-- BEGIN --

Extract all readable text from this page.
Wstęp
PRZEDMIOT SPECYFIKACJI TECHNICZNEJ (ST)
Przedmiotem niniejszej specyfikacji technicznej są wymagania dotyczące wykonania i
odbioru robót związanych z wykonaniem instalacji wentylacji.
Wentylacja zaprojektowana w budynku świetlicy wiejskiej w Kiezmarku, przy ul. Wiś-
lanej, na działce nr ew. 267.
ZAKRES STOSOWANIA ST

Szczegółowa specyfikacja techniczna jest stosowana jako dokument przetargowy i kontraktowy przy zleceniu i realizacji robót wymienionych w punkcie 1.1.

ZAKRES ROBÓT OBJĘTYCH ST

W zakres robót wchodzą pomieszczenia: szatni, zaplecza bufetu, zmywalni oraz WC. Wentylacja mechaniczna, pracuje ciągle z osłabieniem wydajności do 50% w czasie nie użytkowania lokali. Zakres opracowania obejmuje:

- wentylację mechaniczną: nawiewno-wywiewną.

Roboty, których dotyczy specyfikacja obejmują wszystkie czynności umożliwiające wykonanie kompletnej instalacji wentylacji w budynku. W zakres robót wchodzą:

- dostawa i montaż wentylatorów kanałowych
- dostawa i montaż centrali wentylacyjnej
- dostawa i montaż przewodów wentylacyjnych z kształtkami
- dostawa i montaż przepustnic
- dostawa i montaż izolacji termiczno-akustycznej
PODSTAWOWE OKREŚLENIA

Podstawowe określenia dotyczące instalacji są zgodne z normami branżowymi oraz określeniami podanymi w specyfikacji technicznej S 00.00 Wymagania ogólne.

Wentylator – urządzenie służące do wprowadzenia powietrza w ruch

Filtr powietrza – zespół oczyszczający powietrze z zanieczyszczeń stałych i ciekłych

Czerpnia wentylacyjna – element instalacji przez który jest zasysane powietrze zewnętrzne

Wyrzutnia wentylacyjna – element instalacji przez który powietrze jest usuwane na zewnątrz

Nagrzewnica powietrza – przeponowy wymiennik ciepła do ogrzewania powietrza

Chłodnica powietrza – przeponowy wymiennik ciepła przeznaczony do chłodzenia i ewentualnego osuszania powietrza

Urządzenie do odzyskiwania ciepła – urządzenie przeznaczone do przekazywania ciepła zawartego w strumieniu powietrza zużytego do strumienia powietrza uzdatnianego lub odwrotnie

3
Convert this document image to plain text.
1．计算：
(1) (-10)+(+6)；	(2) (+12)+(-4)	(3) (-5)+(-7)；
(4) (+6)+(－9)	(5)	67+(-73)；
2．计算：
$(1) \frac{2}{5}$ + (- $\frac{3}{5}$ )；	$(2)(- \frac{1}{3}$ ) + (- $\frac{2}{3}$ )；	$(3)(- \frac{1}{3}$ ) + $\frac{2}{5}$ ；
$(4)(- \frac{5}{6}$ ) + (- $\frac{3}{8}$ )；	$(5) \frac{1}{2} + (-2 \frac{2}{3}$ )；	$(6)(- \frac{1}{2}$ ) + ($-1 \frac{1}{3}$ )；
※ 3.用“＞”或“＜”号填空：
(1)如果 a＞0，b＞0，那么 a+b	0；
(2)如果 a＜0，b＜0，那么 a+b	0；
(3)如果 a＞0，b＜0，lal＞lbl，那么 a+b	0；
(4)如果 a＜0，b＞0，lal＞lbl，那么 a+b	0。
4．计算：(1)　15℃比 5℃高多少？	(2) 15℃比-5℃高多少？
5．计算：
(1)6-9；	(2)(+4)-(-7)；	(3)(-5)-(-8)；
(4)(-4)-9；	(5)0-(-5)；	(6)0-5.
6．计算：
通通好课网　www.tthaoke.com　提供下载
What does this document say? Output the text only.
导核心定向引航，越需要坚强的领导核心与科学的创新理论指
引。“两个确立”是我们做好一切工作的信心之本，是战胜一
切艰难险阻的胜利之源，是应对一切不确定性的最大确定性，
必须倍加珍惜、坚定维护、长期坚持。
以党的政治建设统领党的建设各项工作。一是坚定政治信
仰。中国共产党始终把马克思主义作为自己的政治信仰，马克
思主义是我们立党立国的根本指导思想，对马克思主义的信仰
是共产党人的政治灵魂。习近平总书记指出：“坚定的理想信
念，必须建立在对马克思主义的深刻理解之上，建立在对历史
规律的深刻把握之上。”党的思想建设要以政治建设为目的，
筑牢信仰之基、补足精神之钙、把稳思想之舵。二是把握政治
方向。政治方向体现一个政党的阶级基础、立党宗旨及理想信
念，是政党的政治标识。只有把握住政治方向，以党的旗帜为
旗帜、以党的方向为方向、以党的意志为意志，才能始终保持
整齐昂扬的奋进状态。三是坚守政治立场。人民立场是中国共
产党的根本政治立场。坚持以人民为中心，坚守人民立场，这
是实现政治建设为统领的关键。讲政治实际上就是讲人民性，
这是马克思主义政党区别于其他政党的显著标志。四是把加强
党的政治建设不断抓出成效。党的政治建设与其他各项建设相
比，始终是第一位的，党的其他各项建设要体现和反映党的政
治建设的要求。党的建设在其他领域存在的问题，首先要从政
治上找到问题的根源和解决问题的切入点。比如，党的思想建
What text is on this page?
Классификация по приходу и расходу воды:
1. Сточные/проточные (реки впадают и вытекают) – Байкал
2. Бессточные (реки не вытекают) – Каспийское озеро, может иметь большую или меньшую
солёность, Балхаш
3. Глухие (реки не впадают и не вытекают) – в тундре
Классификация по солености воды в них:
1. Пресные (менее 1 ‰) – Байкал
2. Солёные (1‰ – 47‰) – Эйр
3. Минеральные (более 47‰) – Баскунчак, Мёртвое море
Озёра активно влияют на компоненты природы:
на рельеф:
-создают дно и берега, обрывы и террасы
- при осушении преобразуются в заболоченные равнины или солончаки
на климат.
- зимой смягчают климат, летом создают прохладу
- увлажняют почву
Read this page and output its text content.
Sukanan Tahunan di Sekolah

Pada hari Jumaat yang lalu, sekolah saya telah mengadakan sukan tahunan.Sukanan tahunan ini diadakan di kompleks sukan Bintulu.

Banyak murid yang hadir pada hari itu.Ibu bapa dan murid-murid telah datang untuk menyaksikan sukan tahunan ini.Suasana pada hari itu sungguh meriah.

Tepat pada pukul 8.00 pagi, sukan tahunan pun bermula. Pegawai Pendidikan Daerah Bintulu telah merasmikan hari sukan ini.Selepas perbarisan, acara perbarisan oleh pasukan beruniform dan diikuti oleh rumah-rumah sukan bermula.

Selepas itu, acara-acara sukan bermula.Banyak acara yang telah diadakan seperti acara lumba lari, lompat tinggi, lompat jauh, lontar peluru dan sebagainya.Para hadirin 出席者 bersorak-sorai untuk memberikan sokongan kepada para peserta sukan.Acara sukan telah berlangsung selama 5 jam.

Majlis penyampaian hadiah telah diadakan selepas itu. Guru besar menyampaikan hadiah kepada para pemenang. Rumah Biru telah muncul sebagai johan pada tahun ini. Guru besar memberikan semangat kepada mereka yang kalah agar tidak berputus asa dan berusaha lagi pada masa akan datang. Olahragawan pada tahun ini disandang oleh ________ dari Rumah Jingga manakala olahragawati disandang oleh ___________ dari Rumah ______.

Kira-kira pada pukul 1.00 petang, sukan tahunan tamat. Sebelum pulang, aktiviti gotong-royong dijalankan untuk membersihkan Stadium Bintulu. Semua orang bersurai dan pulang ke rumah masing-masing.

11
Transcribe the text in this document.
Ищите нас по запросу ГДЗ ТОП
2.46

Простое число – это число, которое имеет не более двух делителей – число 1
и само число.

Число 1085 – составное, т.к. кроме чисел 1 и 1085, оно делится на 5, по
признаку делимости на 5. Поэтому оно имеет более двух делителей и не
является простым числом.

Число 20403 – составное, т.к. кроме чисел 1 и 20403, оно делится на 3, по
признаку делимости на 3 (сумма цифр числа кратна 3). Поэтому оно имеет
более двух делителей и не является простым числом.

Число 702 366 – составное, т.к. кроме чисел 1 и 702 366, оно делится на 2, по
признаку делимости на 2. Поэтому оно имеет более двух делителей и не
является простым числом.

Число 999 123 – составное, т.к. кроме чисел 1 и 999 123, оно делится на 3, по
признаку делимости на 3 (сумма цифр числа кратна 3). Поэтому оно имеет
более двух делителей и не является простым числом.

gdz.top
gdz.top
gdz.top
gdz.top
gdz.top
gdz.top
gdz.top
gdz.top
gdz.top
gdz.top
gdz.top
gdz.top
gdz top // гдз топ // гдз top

-- END --

### [What you are asked to do]
Pull out every line of the entries that includes the word "впадают".

### [The completed task]
1. Сточные/проточные (реки впадают и вытекают) – Байкал
3. Глухие (реки не впадают и не вытекают) – в тундре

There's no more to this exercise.